DATASET RECORDS:

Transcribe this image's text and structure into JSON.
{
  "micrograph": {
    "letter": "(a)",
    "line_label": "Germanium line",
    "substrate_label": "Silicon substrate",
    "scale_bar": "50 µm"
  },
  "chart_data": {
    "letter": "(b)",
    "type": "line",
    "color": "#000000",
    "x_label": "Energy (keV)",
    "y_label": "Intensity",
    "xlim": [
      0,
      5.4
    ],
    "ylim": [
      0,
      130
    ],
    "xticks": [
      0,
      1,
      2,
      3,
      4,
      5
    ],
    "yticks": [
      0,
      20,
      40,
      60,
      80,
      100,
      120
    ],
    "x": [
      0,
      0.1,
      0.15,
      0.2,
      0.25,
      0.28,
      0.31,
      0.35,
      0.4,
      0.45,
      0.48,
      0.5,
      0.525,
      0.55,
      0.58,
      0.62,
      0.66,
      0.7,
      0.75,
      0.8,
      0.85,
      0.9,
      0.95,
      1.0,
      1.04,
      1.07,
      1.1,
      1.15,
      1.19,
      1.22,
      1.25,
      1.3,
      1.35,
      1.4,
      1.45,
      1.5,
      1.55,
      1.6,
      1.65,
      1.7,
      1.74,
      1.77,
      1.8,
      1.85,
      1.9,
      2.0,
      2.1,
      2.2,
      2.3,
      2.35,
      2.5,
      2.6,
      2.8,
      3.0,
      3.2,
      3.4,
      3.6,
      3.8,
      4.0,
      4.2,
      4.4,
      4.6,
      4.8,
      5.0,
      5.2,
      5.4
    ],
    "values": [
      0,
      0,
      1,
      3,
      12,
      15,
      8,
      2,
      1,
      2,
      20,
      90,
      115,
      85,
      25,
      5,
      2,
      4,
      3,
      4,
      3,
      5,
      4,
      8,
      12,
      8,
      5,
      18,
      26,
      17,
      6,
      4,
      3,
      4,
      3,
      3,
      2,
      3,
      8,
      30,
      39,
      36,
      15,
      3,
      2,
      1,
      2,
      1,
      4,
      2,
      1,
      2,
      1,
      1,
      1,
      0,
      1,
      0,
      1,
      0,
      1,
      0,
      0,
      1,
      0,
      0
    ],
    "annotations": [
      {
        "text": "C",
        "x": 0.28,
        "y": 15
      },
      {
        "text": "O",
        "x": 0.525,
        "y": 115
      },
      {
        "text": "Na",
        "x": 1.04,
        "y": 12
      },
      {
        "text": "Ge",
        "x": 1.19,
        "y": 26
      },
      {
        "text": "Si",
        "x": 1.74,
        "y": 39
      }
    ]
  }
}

TASK BRIEF: Write out the data again, exactly and in full.

SOLUTION TO THIS EXERCISE:
Transcribe this image's text and structure into JSON.
{
  "micrograph": {
    "letter": "(a)",
    "line_label": "Germanium line",
    "substrate_label": "Silicon substrate",
    "scale_bar": "50 µm"
  },
  "chart_data": {
    "letter": "(b)",
    "type": "line",
    "color": "#000000",
    "x_label": "Energy (keV)",
    "y_label": "Intensity",
    "xlim": [
      0,
      5.4
    ],
    "ylim": [
      0,
      130
    ],
    "xticks": [
      0,
      1,
      2,
      3,
      4,
      5
    ],
    "yticks": [
      0,
      20,
      40,
      60,
      80,
      100,
      120
    ],
    "x": [
      0,
      0.1,
      0.15,
      0.2,
      0.25,
      0.28,
      0.31,
      0.35,
      0.4,
      0.45,
      0.48,
      0.5,
      0.525,
      0.55,
      0.58,
      0.62,
      0.66,
      0.7,
      0.75,
      0.8,
      0.85,
      0.9,
      0.95,
      1.0,
      1.04,
      1.07,
      1.1,
      1.15,
      1.19,
      1.22,
      1.25,
      1.3,
      1.35,
      1.4,
      1.45,
      1.5,
      1.55,
      1.6,
      1.65,
      1.7,
      1.74,
      1.77,
      1.8,
      1.85,
      1.9,
      2.0,
      2.1,
      2.2,
      2.3,
      2.35,
      2.5,
      2.6,
      2.8,
      3.0,
      3.2,
      3.4,
      3.6,
      3.8,
      4.0,
      4.2,
      4.4,
      4.6,
      4.8,
      5.0,
      5.2,
      5.4
    ],
    "values": [
      0,
      0,
      1,
      3,
      12,
      15,
      8,
      2,
      1,
      2,
      20,
      90,
      115,
      85,
      25,
      5,
      2,
      4,
      3,
      4,
      3,
      5,
      4,
      8,
      12,
      8,
      5,
      18,
      26,
      17,
      6,
      4,
      3,
      4,
      3,
      3,
      2,
      3,
      8,
      30,
      39,
      36,
      15,
      3,
      2,
      1,
      2,
      1,
      4,
      2,
      1,
      2,
      1,
      1,
      1,
      0,
      1,
      0,
      1,
      0,
      1,
      0,
      0,
      1,
      0,
      0
    ],
    "annotations": [
      {
        "text": "C",
        "x": 0.28,
        "y": 15
      },
      {
        "text": "O",
        "x": 0.525,
        "y": 115
      },
      {
        "text": "Na",
        "x": 1.04,
        "y": 12
      },
      {
        "text": "Ge",
        "x": 1.19,
        "y": 26
      },
      {
        "text": "Si",
        "x": 1.74,
        "y": 39
      }
    ]
  }
}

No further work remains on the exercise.